=== WRITTEN EXERCISE ===
Copy out each line that mentions the word "Search".

=== Dataset rows ===
———

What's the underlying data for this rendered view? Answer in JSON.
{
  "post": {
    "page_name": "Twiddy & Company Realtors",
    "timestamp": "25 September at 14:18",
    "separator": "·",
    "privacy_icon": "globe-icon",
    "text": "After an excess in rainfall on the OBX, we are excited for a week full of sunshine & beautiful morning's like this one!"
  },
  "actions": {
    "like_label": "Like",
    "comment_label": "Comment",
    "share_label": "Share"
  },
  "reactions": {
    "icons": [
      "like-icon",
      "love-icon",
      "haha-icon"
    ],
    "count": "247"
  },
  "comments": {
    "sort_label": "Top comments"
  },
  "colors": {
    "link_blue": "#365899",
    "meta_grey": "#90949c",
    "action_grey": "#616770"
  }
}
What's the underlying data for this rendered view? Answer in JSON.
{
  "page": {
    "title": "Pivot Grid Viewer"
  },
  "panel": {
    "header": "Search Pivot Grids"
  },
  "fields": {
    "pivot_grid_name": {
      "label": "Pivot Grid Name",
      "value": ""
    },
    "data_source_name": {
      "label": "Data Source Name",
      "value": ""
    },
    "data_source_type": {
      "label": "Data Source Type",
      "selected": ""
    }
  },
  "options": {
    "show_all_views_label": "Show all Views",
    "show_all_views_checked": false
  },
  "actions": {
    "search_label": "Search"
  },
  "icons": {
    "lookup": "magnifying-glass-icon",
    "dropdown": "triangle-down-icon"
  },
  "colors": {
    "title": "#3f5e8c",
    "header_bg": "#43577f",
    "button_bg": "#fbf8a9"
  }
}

———

=== EXERCISE ANSWER ===
    "header": "Search Pivot Grids"
    "search_label": "Search"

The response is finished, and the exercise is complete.